**WORK TO BE COMPLETED**
Copy every line from the material below that holds "this".

(Data extracted from a collection)
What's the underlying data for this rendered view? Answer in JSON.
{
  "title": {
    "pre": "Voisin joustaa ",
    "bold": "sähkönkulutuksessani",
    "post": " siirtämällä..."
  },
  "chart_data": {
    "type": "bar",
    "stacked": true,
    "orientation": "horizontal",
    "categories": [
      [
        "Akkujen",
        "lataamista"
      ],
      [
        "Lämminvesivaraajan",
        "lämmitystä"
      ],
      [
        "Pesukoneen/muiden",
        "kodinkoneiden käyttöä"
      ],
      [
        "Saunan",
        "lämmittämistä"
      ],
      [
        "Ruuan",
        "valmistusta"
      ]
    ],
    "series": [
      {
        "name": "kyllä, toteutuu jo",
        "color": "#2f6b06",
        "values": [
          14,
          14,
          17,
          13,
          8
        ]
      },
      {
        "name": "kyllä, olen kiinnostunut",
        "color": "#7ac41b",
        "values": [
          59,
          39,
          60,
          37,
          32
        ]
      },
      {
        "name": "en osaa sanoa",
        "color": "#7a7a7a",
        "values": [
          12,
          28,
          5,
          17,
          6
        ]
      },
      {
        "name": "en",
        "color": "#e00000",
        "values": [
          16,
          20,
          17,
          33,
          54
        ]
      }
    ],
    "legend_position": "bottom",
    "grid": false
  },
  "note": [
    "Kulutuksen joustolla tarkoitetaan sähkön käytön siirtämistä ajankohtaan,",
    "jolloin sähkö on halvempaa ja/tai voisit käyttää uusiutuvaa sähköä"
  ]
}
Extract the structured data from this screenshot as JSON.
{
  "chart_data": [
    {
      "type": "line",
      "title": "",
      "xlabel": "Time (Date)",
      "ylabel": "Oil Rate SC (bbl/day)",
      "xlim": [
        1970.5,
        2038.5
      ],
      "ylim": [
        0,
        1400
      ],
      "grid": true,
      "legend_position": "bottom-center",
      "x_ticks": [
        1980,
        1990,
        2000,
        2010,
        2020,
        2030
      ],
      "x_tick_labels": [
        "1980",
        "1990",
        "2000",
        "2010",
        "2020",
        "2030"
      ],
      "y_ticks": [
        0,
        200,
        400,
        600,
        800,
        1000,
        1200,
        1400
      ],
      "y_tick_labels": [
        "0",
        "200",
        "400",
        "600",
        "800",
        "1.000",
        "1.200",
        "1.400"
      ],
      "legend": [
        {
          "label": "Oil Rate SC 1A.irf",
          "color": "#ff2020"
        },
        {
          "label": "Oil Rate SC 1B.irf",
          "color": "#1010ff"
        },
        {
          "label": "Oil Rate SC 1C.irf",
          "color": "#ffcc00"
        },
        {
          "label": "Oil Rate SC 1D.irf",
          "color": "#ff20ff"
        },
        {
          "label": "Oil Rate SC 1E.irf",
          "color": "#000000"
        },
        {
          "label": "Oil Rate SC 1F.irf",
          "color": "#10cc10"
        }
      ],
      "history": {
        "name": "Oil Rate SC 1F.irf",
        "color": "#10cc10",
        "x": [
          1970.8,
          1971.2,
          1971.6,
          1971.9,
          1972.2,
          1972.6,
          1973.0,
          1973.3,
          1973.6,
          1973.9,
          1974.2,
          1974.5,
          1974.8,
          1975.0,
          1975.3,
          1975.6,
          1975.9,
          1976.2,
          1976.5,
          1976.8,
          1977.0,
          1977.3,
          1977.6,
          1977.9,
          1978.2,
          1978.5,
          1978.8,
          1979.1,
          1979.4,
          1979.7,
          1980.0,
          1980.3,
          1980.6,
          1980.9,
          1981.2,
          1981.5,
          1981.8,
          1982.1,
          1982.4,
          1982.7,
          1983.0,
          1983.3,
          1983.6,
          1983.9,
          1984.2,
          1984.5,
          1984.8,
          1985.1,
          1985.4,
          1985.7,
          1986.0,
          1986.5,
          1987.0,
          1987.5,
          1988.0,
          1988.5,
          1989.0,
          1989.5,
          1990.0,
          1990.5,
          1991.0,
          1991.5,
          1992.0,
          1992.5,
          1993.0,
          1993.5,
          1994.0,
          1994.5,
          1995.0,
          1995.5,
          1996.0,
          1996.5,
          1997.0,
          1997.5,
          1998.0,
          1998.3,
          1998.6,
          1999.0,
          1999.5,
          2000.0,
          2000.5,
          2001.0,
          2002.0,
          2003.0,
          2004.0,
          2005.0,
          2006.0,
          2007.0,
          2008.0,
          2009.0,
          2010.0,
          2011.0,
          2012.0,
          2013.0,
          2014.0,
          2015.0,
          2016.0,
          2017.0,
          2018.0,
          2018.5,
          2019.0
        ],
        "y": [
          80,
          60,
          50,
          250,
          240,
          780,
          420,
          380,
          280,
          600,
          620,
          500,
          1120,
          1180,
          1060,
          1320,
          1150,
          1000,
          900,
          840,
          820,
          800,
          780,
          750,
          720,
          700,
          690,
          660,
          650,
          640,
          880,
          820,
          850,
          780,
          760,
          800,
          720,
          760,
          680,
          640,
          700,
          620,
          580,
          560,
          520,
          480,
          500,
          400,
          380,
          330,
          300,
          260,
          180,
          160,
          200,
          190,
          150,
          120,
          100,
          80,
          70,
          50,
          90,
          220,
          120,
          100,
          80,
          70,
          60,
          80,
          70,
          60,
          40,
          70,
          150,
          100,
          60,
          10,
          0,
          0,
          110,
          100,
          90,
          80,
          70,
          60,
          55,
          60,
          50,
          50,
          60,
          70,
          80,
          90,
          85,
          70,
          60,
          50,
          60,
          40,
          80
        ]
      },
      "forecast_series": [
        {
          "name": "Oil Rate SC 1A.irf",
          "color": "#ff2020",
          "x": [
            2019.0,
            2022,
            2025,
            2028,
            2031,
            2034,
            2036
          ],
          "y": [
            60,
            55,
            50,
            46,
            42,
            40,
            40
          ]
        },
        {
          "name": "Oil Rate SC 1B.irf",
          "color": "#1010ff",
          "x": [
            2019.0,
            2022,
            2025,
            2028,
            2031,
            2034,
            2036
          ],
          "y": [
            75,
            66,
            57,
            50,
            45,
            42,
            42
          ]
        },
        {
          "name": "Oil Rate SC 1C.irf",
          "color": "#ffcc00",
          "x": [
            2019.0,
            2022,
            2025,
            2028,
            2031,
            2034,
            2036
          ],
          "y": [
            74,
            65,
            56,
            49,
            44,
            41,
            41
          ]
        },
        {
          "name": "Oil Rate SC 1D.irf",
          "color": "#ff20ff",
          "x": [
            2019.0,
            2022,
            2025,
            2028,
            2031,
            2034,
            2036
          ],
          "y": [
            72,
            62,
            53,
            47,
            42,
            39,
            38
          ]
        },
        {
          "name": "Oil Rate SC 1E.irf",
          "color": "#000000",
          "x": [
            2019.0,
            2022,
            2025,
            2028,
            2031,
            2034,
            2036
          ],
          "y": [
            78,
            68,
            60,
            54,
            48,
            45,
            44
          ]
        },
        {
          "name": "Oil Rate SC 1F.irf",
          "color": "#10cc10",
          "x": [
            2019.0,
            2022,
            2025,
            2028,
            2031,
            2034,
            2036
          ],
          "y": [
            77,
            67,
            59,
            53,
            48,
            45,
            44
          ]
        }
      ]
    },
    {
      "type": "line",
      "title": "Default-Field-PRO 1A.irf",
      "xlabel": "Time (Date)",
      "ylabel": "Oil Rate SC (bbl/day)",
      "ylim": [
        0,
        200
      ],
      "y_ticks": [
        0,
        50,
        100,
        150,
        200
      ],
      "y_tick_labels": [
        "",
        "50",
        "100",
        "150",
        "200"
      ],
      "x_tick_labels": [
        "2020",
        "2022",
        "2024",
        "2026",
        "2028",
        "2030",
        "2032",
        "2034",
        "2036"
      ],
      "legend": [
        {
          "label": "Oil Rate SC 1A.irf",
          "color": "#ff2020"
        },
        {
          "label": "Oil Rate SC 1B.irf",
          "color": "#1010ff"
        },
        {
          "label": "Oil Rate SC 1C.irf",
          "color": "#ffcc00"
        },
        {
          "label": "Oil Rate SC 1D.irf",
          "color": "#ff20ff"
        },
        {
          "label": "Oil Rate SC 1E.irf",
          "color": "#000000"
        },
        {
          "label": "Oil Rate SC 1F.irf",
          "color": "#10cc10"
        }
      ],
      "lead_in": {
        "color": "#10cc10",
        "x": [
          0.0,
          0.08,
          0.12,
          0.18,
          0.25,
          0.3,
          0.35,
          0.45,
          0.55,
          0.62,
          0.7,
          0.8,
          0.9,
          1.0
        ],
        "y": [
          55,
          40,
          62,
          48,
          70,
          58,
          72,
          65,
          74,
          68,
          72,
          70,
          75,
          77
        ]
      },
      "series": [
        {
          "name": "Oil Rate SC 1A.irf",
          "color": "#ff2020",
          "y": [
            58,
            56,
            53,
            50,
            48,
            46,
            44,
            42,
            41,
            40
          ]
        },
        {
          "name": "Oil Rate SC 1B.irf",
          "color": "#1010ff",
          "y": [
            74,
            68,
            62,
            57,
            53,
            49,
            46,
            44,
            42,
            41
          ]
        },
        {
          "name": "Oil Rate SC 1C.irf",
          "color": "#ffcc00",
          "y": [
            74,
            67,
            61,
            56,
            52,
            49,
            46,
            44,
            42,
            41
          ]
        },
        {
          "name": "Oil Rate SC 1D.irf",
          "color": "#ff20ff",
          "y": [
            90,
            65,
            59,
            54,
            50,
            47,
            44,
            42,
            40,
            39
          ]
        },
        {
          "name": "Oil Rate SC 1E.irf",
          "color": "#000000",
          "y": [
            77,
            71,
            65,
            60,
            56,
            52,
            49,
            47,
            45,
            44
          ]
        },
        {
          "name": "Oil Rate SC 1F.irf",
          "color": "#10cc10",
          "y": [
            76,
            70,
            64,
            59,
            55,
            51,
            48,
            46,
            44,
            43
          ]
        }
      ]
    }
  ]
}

**SOLUTION**
What's the underlying data for this rendered view? Answer in JSON.
Extract the structured data from this screenshot as JSON.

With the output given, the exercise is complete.